--- Begin SUPPLIED RECORDS ---
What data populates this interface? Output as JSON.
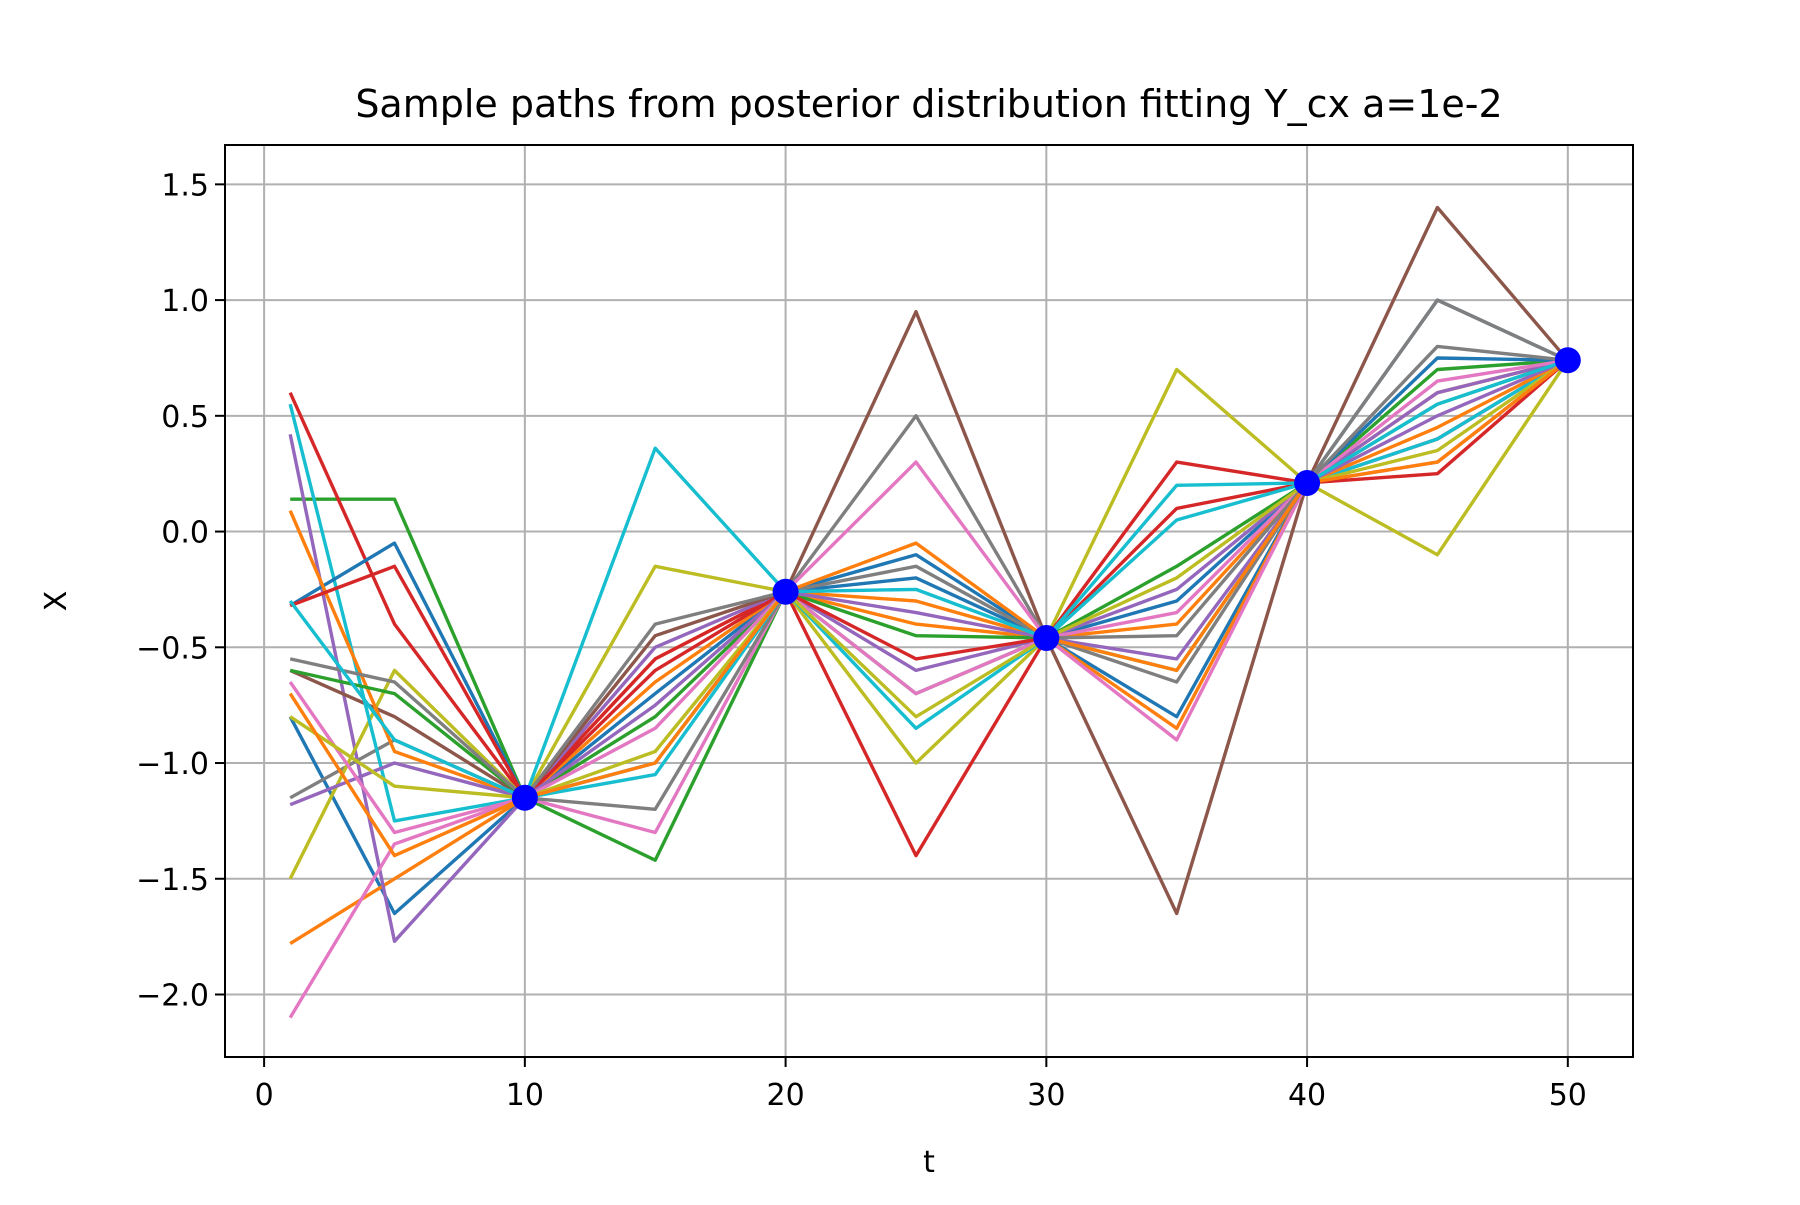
{
  "chart_data": {
    "type": "line",
    "title": "Sample paths from posterior distribution fitting Y_cx a=1e-2",
    "xlabel": "t",
    "ylabel": "X",
    "xlim": [
      -1.5,
      52.5
    ],
    "ylim": [
      -2.27,
      1.67
    ],
    "grid": true,
    "legend": "none",
    "xticks": [
      0,
      10,
      20,
      30,
      40,
      50
    ],
    "xtick_labels": [
      "0",
      "10",
      "20",
      "30",
      "40",
      "50"
    ],
    "yticks": [
      -2.0,
      -1.5,
      -1.0,
      -0.5,
      0.0,
      0.5,
      1.0,
      1.5
    ],
    "ytick_labels": [
      "−2.0",
      "−1.5",
      "−1.0",
      "−0.5",
      "0.0",
      "0.5",
      "1.0",
      "1.5"
    ],
    "anchor_points": {
      "x": [
        10,
        20,
        30,
        40,
        50
      ],
      "y": [
        -1.15,
        -0.26,
        -0.46,
        0.21,
        0.74
      ],
      "color": "#0000ff"
    },
    "line_colors": [
      "#1f77b4",
      "#ff7f0e",
      "#2ca02c",
      "#d62728",
      "#9467bd",
      "#8c564b",
      "#e377c2",
      "#7f7f7f",
      "#bcbd22",
      "#17becf"
    ],
    "x_nodes": [
      1,
      5,
      10,
      15,
      20,
      25,
      30,
      35,
      40,
      45,
      50
    ],
    "series": [
      {
        "color": "#1f77b4",
        "values": [
          -0.8,
          -1.65,
          -1.15,
          -1.0,
          -0.26,
          -0.2,
          -0.46,
          -0.8,
          0.21,
          1.0,
          0.74
        ]
      },
      {
        "color": "#ff7f0e",
        "values": [
          -1.78,
          -1.5,
          -1.15,
          -0.55,
          -0.26,
          -0.4,
          -0.46,
          -0.85,
          0.21,
          0.6,
          0.74
        ]
      },
      {
        "color": "#2ca02c",
        "values": [
          0.14,
          0.14,
          -1.15,
          -1.42,
          -0.26,
          -0.7,
          -0.46,
          -0.6,
          0.21,
          0.7,
          0.74
        ]
      },
      {
        "color": "#d62728",
        "values": [
          0.6,
          -0.4,
          -1.15,
          -0.55,
          -0.26,
          -1.4,
          -0.46,
          0.1,
          0.21,
          0.4,
          0.74
        ]
      },
      {
        "color": "#9467bd",
        "values": [
          0.42,
          -1.77,
          -1.15,
          -0.5,
          -0.26,
          -0.6,
          -0.46,
          -0.55,
          0.21,
          0.6,
          0.74
        ]
      },
      {
        "color": "#8c564b",
        "values": [
          -0.6,
          -0.8,
          -1.15,
          -0.45,
          -0.26,
          0.95,
          -0.46,
          -1.65,
          0.21,
          1.4,
          0.74
        ]
      },
      {
        "color": "#e377c2",
        "values": [
          -2.1,
          -1.35,
          -1.15,
          -1.3,
          -0.26,
          -0.7,
          -0.46,
          -0.9,
          0.21,
          0.3,
          0.74
        ]
      },
      {
        "color": "#7f7f7f",
        "values": [
          -1.15,
          -0.9,
          -1.15,
          -1.2,
          -0.26,
          0.5,
          -0.46,
          -0.65,
          0.21,
          1.0,
          0.74
        ]
      },
      {
        "color": "#bcbd22",
        "values": [
          -1.5,
          -0.6,
          -1.15,
          -0.15,
          -0.26,
          -1.0,
          -0.46,
          0.7,
          0.21,
          -0.1,
          0.74
        ]
      },
      {
        "color": "#17becf",
        "values": [
          0.55,
          -1.25,
          -1.15,
          0.36,
          -0.26,
          -0.85,
          -0.46,
          0.05,
          0.21,
          0.4,
          0.74
        ]
      },
      {
        "color": "#1f77b4",
        "values": [
          -0.32,
          -0.05,
          -1.15,
          -0.7,
          -0.26,
          -0.1,
          -0.46,
          -0.3,
          0.21,
          0.75,
          0.74
        ]
      },
      {
        "color": "#ff7f0e",
        "values": [
          0.09,
          -0.95,
          -1.15,
          -0.65,
          -0.26,
          -0.3,
          -0.46,
          -0.4,
          0.21,
          0.45,
          0.74
        ]
      },
      {
        "color": "#2ca02c",
        "values": [
          -0.6,
          -0.7,
          -1.15,
          -0.8,
          -0.26,
          -0.45,
          -0.46,
          -0.15,
          0.21,
          0.55,
          0.74
        ]
      },
      {
        "color": "#d62728",
        "values": [
          -0.32,
          -0.15,
          -1.15,
          -0.6,
          -0.26,
          -0.55,
          -0.46,
          0.3,
          0.21,
          0.25,
          0.74
        ]
      },
      {
        "color": "#9467bd",
        "values": [
          -1.18,
          -1.0,
          -1.15,
          -0.75,
          -0.26,
          -0.35,
          -0.46,
          -0.25,
          0.21,
          0.5,
          0.74
        ]
      },
      {
        "color": "#e377c2",
        "values": [
          -0.65,
          -1.3,
          -1.15,
          -0.85,
          -0.26,
          0.3,
          -0.46,
          -0.35,
          0.21,
          0.65,
          0.74
        ]
      },
      {
        "color": "#7f7f7f",
        "values": [
          -0.55,
          -0.65,
          -1.15,
          -0.4,
          -0.26,
          -0.15,
          -0.46,
          -0.45,
          0.21,
          0.8,
          0.74
        ]
      },
      {
        "color": "#bcbd22",
        "values": [
          -0.8,
          -1.1,
          -1.15,
          -0.95,
          -0.26,
          -0.8,
          -0.46,
          -0.2,
          0.21,
          0.35,
          0.74
        ]
      },
      {
        "color": "#17becf",
        "values": [
          -0.3,
          -0.9,
          -1.15,
          -1.05,
          -0.26,
          -0.25,
          -0.46,
          0.2,
          0.21,
          0.55,
          0.74
        ]
      },
      {
        "color": "#ff7f0e",
        "values": [
          -0.7,
          -1.4,
          -1.15,
          -1.0,
          -0.26,
          -0.05,
          -0.46,
          -0.6,
          0.21,
          0.3,
          0.74
        ]
      }
    ]
  }
}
--- End SUPPLIED RECORDS ---
Leaving all pictures aside, quote each record exactly.

What data populates this interface? Output as JSON.
{
  "chart_data": {
    "type": "line",
    "title": "Sample paths from posterior distribution fitting Y_cx a=1e-2",
    "xlabel": "t",
    "ylabel": "X",
    "xlim": [
      -1.5,
      52.5
    ],
    "ylim": [
      -2.27,
      1.67
    ],
    "grid": true,
    "legend": "none",
    "xticks": [
      0,
      10,
      20,
      30,
      40,
      50
    ],
    "xtick_labels": [
      "0",
      "10",
      "20",
      "30",
      "40",
      "50"
    ],
    "yticks": [
      -2.0,
      -1.5,
      -1.0,
      -0.5,
      0.0,
      0.5,
      1.0,
      1.5
    ],
    "ytick_labels": [
      "−2.0",
      "−1.5",
      "−1.0",
      "−0.5",
      "0.0",
      "0.5",
      "1.0",
      "1.5"
    ],
    "anchor_points": {
      "x": [
        10,
        20,
        30,
        40,
        50
      ],
      "y": [
        -1.15,
        -0.26,
        -0.46,
        0.21,
        0.74
      ],
      "color": "#0000ff"
    },
    "line_colors": [
      "#1f77b4",
      "#ff7f0e",
      "#2ca02c",
      "#d62728",
      "#9467bd",
      "#8c564b",
      "#e377c2",
      "#7f7f7f",
      "#bcbd22",
      "#17becf"
    ],
    "x_nodes": [
      1,
      5,
      10,
      15,
      20,
      25,
      30,
      35,
      40,
      45,
      50
    ],
    "series": [
      {
        "color": "#1f77b4",
        "values": [
          -0.8,
          -1.65,
          -1.15,
          -1.0,
          -0.26,
          -0.2,
          -0.46,
          -0.8,
          0.21,
          1.0,
          0.74
        ]
      },
      {
        "color": "#ff7f0e",
        "values": [
          -1.78,
          -1.5,
          -1.15,
          -0.55,
          -0.26,
          -0.4,
          -0.46,
          -0.85,
          0.21,
          0.6,
          0.74
        ]
      },
      {
        "color": "#2ca02c",
        "values": [
          0.14,
          0.14,
          -1.15,
          -1.42,
          -0.26,
          -0.7,
          -0.46,
          -0.6,
          0.21,
          0.7,
          0.74
        ]
      },
      {
        "color": "#d62728",
        "values": [
          0.6,
          -0.4,
          -1.15,
          -0.55,
          -0.26,
          -1.4,
          -0.46,
          0.1,
          0.21,
          0.4,
          0.74
        ]
      },
      {
        "color": "#9467bd",
        "values": [
          0.42,
          -1.77,
          -1.15,
          -0.5,
          -0.26,
          -0.6,
          -0.46,
          -0.55,
          0.21,
          0.6,
          0.74
        ]
      },
      {
        "color": "#8c564b",
        "values": [
          -0.6,
          -0.8,
          -1.15,
          -0.45,
          -0.26,
          0.95,
          -0.46,
          -1.65,
          0.21,
          1.4,
          0.74
        ]
      },
      {
        "color": "#e377c2",
        "values": [
          -2.1,
          -1.35,
          -1.15,
          -1.3,
          -0.26,
          -0.7,
          -0.46,
          -0.9,
          0.21,
          0.3,
          0.74
        ]
      },
      {
        "color": "#7f7f7f",
        "values": [
          -1.15,
          -0.9,
          -1.15,
          -1.2,
          -0.26,
          0.5,
          -0.46,
          -0.65,
          0.21,
          1.0,
          0.74
        ]
      },
      {
        "color": "#bcbd22",
        "values": [
          -1.5,
          -0.6,
          -1.15,
          -0.15,
          -0.26,
          -1.0,
          -0.46,
          0.7,
          0.21,
          -0.1,
          0.74
        ]
      },
      {
        "color": "#17becf",
        "values": [
          0.55,
          -1.25,
          -1.15,
          0.36,
          -0.26,
          -0.85,
          -0.46,
          0.05,
          0.21,
          0.4,
          0.74
        ]
      },
      {
        "color": "#1f77b4",
        "values": [
          -0.32,
          -0.05,
          -1.15,
          -0.7,
          -0.26,
          -0.1,
          -0.46,
          -0.3,
          0.21,
          0.75,
          0.74
        ]
      },
      {
        "color": "#ff7f0e",
        "values": [
          0.09,
          -0.95,
          -1.15,
          -0.65,
          -0.26,
          -0.3,
          -0.46,
          -0.4,
          0.21,
          0.45,
          0.74
        ]
      },
      {
        "color": "#2ca02c",
        "values": [
          -0.6,
          -0.7,
          -1.15,
          -0.8,
          -0.26,
          -0.45,
          -0.46,
          -0.15,
          0.21,
          0.55,
          0.74
        ]
      },
      {
        "color": "#d62728",
        "values": [
          -0.32,
          -0.15,
          -1.15,
          -0.6,
          -0.26,
          -0.55,
          -0.46,
          0.3,
          0.21,
          0.25,
          0.74
        ]
      },
      {
        "color": "#9467bd",
        "values": [
          -1.18,
          -1.0,
          -1.15,
          -0.75,
          -0.26,
          -0.35,
          -0.46,
          -0.25,
          0.21,
          0.5,
          0.74
        ]
      },
      {
        "color": "#e377c2",
        "values": [
          -0.65,
          -1.3,
          -1.15,
          -0.85,
          -0.26,
          0.3,
          -0.46,
          -0.35,
          0.21,
          0.65,
          0.74
        ]
      },
      {
        "color": "#7f7f7f",
        "values": [
          -0.55,
          -0.65,
          -1.15,
          -0.4,
          -0.26,
          -0.15,
          -0.46,
          -0.45,
          0.21,
          0.8,
          0.74
        ]
      },
      {
        "color": "#bcbd22",
        "values": [
          -0.8,
          -1.1,
          -1.15,
          -0.95,
          -0.26,
          -0.8,
          -0.46,
          -0.2,
          0.21,
          0.35,
          0.74
        ]
      },
      {
        "color": "#17becf",
        "values": [
          -0.3,
          -0.9,
          -1.15,
          -1.05,
          -0.26,
          -0.25,
          -0.46,
          0.2,
          0.21,
          0.55,
          0.74
        ]
      },
      {
        "color": "#ff7f0e",
        "values": [
          -0.7,
          -1.4,
          -1.15,
          -1.0,
          -0.26,
          -0.05,
          -0.46,
          -0.6,
          0.21,
          0.3,
          0.74
        ]
      }
    ]
  }
}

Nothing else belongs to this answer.